■ **Text excerpt**:
● ● ●

It is only when a monk is certain of his death that he is allowed to adopt Sallekhana. The following passage from Bhagavatiarādhana clarifies it :
Bhaktapratyakhyāna (samādhimarana) is not proper for him who has many years of saintly life before him, who has no fear of starvation from a great famine, who is not afflicted by an incurable disease, and who is not faced by any sudden cause of death. Whoever desires to put an end to his life, while still able, with his body, to observe the rules of the dharma and of the order properly, falls from the true path.1
When a monk takes sallekhanavrata, the fellow monks and the ācārya should carefully see that the concerned monk is not led to consider the sallekhana as a burden on him. He is to be carefully looked after and should be kept firm on the right path by means of constant inspiration from religious discourses.

● ● ●

Can you reproduce the passage on Sallekhana, everything from "It is only when" down to "from religious discourses."? This listing comes from a separate, unrelated source.

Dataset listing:
● ● ●

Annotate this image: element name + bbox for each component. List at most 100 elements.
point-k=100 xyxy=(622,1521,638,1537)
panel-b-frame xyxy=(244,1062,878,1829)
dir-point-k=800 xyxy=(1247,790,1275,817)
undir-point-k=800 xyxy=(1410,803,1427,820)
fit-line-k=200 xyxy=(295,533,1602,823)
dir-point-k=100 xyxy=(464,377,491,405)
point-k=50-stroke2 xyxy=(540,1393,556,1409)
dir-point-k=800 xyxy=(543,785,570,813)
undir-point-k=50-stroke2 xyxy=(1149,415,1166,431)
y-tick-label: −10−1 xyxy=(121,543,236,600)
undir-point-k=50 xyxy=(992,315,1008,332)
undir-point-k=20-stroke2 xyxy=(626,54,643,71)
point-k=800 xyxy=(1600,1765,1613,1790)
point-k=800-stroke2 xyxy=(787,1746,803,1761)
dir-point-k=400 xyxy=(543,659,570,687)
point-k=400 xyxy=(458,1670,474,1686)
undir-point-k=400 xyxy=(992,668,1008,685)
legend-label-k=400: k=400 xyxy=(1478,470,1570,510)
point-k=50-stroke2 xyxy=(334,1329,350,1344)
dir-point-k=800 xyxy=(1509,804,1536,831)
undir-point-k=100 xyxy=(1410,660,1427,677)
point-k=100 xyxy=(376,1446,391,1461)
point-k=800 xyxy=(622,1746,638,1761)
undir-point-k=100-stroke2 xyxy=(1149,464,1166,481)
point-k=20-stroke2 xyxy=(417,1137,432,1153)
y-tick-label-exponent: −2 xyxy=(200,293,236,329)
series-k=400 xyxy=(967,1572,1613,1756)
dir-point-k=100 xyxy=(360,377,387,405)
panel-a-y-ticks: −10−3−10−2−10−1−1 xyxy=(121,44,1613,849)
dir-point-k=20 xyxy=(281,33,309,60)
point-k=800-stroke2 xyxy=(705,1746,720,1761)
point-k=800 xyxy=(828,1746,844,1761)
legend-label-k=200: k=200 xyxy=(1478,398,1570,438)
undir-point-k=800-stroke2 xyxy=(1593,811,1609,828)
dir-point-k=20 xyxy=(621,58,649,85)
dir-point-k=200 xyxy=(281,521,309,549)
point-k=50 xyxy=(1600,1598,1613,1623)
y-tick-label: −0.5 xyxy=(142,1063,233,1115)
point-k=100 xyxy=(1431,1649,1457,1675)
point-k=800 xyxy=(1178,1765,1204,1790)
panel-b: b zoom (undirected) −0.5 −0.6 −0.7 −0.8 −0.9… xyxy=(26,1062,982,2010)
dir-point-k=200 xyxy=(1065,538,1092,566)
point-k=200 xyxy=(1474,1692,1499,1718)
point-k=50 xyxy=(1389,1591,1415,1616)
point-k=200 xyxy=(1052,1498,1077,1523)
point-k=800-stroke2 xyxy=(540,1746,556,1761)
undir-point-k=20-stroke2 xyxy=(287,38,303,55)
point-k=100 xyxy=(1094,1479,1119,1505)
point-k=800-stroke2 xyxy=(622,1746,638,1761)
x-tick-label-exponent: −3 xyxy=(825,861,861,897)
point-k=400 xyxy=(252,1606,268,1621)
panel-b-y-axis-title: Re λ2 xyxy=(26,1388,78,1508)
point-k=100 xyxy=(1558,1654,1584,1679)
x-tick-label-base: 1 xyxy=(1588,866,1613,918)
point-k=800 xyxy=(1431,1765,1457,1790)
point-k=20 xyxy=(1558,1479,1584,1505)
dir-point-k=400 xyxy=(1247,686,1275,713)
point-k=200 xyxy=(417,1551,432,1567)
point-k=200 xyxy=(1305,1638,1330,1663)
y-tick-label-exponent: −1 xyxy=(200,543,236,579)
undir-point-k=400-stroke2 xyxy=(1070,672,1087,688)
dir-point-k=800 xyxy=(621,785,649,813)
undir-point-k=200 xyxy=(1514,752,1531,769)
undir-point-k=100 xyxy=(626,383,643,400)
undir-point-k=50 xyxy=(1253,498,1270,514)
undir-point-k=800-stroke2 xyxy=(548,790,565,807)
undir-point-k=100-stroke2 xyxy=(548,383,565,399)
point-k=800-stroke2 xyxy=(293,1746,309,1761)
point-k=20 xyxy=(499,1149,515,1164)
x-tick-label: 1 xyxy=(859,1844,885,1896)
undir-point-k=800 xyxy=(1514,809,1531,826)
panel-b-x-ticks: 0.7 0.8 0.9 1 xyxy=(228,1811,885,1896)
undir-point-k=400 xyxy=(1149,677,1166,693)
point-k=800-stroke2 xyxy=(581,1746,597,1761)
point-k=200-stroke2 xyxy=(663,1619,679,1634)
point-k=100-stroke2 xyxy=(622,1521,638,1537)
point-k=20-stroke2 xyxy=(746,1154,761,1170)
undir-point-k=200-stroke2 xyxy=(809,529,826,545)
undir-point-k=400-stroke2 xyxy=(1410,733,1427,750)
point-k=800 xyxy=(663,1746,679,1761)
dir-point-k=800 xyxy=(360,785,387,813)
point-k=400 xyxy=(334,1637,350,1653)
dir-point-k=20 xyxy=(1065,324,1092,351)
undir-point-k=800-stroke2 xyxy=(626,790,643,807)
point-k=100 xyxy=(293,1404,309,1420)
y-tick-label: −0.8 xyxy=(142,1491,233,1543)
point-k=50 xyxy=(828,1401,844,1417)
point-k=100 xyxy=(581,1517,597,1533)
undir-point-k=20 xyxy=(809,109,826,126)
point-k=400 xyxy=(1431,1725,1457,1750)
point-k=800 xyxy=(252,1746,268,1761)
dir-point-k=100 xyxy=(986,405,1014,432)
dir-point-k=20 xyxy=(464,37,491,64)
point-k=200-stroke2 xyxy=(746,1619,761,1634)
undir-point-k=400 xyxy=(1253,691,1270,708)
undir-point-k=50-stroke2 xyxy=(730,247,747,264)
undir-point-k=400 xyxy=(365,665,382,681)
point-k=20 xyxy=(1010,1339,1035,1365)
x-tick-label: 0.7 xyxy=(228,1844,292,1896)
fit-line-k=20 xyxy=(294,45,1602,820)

● ● ●

■ **Task answer**:
It is only when a monk is certain of his death that he is allowed to adopt Sallekhana. The following passage from Bhagavatiarādhana clarifies it :
Bhaktapratyakhyāna (samādhimarana) is not proper for him who has many years of saintly life before him, who has no fear of starvation from a great famine, who is not afflicted by an incurable disease, and who is not faced by any sudden cause of death. Whoever desires to put an end to his life, while still able, with his body, to observe the rules of the dharma and of the order properly, falls from the true path.1
When a monk takes sallekhanavrata, the fellow monks and the ācārya should carefully see that the concerned monk is not led to consider the sallekhana as a burden on him. He is to be carefully looked after and should be kept firm on the right path by means of constant inspiration from religious discourses.